Dataset items:

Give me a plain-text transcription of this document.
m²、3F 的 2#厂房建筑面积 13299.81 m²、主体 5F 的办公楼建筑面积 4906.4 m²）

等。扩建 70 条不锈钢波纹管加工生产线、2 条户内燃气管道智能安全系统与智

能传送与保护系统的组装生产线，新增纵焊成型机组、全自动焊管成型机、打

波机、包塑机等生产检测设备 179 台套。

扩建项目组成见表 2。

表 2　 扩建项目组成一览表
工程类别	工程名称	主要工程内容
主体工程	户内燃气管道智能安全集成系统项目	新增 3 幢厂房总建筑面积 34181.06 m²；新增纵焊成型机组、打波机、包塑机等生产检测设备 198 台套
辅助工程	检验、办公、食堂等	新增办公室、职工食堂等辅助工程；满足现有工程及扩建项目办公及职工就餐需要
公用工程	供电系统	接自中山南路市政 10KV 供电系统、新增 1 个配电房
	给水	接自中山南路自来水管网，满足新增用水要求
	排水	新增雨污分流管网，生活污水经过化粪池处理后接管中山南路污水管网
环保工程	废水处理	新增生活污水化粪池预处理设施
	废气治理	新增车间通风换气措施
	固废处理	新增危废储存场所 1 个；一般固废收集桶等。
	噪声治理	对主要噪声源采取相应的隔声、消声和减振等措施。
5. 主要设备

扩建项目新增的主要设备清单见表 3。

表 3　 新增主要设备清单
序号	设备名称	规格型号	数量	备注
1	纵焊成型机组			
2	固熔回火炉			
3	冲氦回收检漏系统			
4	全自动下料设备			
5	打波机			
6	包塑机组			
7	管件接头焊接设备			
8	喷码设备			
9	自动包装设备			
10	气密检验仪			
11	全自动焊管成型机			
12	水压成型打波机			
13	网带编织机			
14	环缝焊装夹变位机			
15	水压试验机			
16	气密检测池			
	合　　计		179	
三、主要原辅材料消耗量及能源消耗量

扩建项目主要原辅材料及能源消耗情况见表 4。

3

Given request – Write the material out exactly, with nothing left out.

Response to this exercise –
Give me a plain-text transcription of this document.
m²、3F 的 2#厂房建筑面积 13299.81 m²、主体 5F 的办公楼建筑面积 4906.4 m²）

等。扩建 70 条不锈钢波纹管加工生产线、2 条户内燃气管道智能安全系统与智

能传送与保护系统的组装生产线，新增纵焊成型机组、全自动焊管成型机、打

波机、包塑机等生产检测设备 179 台套。

扩建项目组成见表 2。

表 2　 扩建项目组成一览表
工程类别	工程名称	主要工程内容
主体工程	户内燃气管道智能安全集成系统项目	新增 3 幢厂房总建筑面积 34181.06 m²；新增纵焊成型机组、打波机、包塑机等生产检测设备 198 台套
辅助工程	检验、办公、食堂等	新增办公室、职工食堂等辅助工程；满足现有工程及扩建项目办公及职工就餐需要
公用工程	供电系统	接自中山南路市政 10KV 供电系统、新增 1 个配电房
	给水	接自中山南路自来水管网，满足新增用水要求
	排水	新增雨污分流管网，生活污水经过化粪池处理后接管中山南路污水管网
环保工程	废水处理	新增生活污水化粪池预处理设施
	废气治理	新增车间通风换气措施
	固废处理	新增危废储存场所 1 个；一般固废收集桶等。
	噪声治理	对主要噪声源采取相应的隔声、消声和减振等措施。
5. 主要设备

扩建项目新增的主要设备清单见表 3。

表 3　 新增主要设备清单
序号	设备名称	规格型号	数量	备注
1	纵焊成型机组			
2	固熔回火炉			
3	冲氦回收检漏系统			
4	全自动下料设备			
5	打波机			
6	包塑机组			
7	管件接头焊接设备			
8	喷码设备			
9	自动包装设备			
10	气密检验仪			
11	全自动焊管成型机			
12	水压成型打波机			
13	网带编织机			
14	环缝焊装夹变位机			
15	水压试验机			
16	气密检测池			
	合　　计		179	
三、主要原辅材料消耗量及能源消耗量

扩建项目主要原辅材料及能源消耗情况见表 4。

3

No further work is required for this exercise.